• Given exercise: Print exactly, and only, the lines running from the line containing "Type out the text in this image." through the end of the records below.

-------- Provided material --------

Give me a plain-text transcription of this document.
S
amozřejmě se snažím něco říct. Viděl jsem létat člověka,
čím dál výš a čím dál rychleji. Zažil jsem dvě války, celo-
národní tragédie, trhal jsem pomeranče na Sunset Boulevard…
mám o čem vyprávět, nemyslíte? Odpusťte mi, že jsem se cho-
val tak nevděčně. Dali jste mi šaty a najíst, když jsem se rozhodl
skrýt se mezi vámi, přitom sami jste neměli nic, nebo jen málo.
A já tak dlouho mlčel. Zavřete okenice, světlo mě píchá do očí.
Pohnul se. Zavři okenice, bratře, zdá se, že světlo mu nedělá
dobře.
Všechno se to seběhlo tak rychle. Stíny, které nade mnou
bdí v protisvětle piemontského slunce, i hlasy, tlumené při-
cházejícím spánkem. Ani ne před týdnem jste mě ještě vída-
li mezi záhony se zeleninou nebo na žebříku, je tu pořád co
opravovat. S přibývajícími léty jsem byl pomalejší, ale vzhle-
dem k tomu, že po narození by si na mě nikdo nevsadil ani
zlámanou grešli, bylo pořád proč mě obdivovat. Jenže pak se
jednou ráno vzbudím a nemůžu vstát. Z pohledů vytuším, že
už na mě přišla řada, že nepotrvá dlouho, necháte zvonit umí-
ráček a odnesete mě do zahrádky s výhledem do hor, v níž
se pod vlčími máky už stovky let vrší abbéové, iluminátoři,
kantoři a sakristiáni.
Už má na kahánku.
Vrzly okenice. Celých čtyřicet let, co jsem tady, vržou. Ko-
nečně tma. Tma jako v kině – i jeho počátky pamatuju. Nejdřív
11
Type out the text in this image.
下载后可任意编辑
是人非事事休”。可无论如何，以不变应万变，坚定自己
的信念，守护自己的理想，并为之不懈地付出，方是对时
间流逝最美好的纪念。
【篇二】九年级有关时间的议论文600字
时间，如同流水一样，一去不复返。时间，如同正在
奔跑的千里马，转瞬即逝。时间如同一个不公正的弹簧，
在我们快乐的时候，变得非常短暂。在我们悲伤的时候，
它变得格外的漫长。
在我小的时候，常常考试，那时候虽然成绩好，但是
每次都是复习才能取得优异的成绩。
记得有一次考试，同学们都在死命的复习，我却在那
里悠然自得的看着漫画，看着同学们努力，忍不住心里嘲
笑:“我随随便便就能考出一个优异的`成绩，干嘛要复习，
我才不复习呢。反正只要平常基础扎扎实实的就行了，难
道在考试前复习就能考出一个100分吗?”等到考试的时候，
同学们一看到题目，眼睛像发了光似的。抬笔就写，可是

--------

• Correct response:
Type out the text in this image.
下载后可任意编辑
是人非事事休”。可无论如何，以不变应万变，坚定自己
的信念，守护自己的理想，并为之不懈地付出，方是对时
间流逝最美好的纪念。
【篇二】九年级有关时间的议论文600字
时间，如同流水一样，一去不复返。时间，如同正在
奔跑的千里马，转瞬即逝。时间如同一个不公正的弹簧，
在我们快乐的时候，变得非常短暂。在我们悲伤的时候，
它变得格外的漫长。
在我小的时候，常常考试，那时候虽然成绩好，但是
每次都是复习才能取得优异的成绩。
记得有一次考试，同学们都在死命的复习，我却在那
里悠然自得的看着漫画，看着同学们努力，忍不住心里嘲
笑:“我随随便便就能考出一个优异的`成绩，干嘛要复习，
我才不复习呢。反正只要平常基础扎扎实实的就行了，难
道在考试前复习就能考出一个100分吗?”等到考试的时候，
同学们一看到题目，眼睛像发了光似的。抬笔就写，可是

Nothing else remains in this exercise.